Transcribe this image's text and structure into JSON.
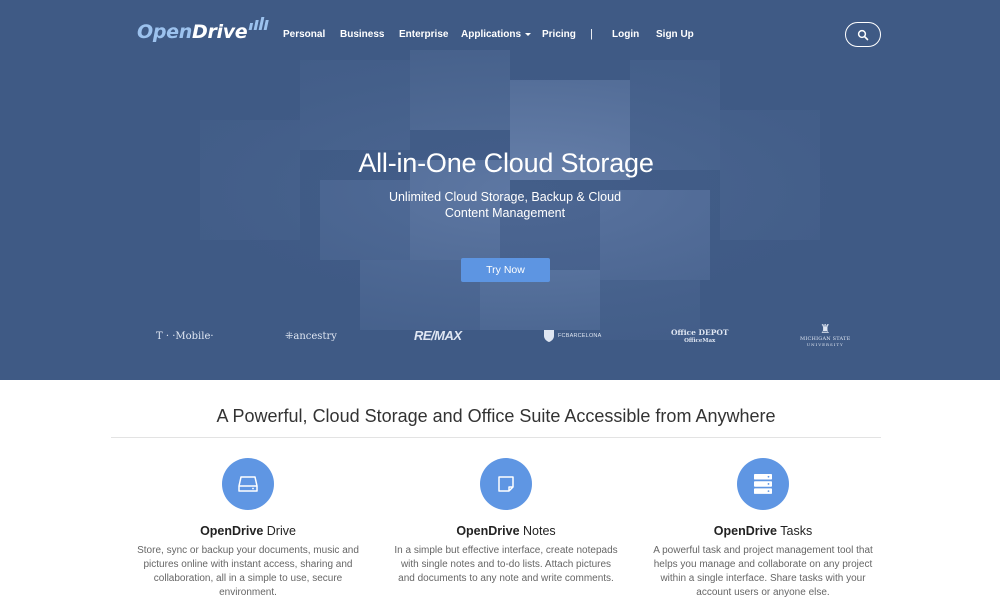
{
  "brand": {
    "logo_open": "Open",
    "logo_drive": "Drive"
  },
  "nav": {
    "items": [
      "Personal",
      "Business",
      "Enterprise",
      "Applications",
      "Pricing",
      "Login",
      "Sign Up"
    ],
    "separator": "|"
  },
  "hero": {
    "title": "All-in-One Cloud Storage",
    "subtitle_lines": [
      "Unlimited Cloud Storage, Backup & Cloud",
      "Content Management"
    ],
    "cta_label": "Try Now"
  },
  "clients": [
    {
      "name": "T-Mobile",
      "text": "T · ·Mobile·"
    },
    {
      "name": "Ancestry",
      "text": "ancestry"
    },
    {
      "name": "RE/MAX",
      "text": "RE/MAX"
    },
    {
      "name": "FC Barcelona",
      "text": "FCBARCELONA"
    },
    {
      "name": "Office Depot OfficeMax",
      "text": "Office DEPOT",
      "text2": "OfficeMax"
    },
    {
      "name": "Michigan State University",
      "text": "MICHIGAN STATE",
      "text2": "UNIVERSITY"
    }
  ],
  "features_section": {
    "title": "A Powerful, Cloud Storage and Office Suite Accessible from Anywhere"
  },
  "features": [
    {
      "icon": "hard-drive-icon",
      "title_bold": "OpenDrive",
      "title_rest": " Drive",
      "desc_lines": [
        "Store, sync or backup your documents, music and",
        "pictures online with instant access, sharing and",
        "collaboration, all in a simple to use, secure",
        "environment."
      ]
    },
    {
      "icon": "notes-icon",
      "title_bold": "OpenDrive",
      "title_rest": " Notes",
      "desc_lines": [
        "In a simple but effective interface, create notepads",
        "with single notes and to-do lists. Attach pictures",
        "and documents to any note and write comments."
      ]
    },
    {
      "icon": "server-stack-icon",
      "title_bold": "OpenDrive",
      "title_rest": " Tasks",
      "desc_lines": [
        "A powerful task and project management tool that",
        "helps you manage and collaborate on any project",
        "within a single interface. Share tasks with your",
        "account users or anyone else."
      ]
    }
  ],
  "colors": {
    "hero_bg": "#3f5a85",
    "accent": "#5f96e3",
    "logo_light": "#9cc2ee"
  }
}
+-------+
▸ PROBLEM STATEMENT: Pictures are excluded; output everything else in the data verbatim.

▸ RESULT OF THIS EXERCISE:
Transcribe this image's text and structure into JSON.
{
  "brand": {
    "logo_open": "Open",
    "logo_drive": "Drive"
  },
  "nav": {
    "items": [
      "Personal",
      "Business",
      "Enterprise",
      "Applications",
      "Pricing",
      "Login",
      "Sign Up"
    ],
    "separator": "|"
  },
  "hero": {
    "title": "All-in-One Cloud Storage",
    "subtitle_lines": [
      "Unlimited Cloud Storage, Backup & Cloud",
      "Content Management"
    ],
    "cta_label": "Try Now"
  },
  "clients": [
    {
      "name": "T-Mobile",
      "text": "T · ·Mobile·"
    },
    {
      "name": "Ancestry",
      "text": "ancestry"
    },
    {
      "name": "RE/MAX",
      "text": "RE/MAX"
    },
    {
      "name": "FC Barcelona",
      "text": "FCBARCELONA"
    },
    {
      "name": "Office Depot OfficeMax",
      "text": "Office DEPOT",
      "text2": "OfficeMax"
    },
    {
      "name": "Michigan State University",
      "text": "MICHIGAN STATE",
      "text2": "UNIVERSITY"
    }
  ],
  "features_section": {
    "title": "A Powerful, Cloud Storage and Office Suite Accessible from Anywhere"
  },
  "features": [
    {
      "icon": "hard-drive-icon",
      "title_bold": "OpenDrive",
      "title_rest": " Drive",
      "desc_lines": [
        "Store, sync or backup your documents, music and",
        "pictures online with instant access, sharing and",
        "collaboration, all in a simple to use, secure",
        "environment."
      ]
    },
    {
      "icon": "notes-icon",
      "title_bold": "OpenDrive",
      "title_rest": " Notes",
      "desc_lines": [
        "In a simple but effective interface, create notepads",
        "with single notes and to-do lists. Attach pictures",
        "and documents to any note and write comments."
      ]
    },
    {
      "icon": "server-stack-icon",
      "title_bold": "OpenDrive",
      "title_rest": " Tasks",
      "desc_lines": [
        "A powerful task and project management tool that",
        "helps you manage and collaborate on any project",
        "within a single interface. Share tasks with your",
        "account users or anyone else."
      ]
    }
  ],
  "colors": {
    "hero_bg": "#3f5a85",
    "accent": "#5f96e3",
    "logo_light": "#9cc2ee"
  }
}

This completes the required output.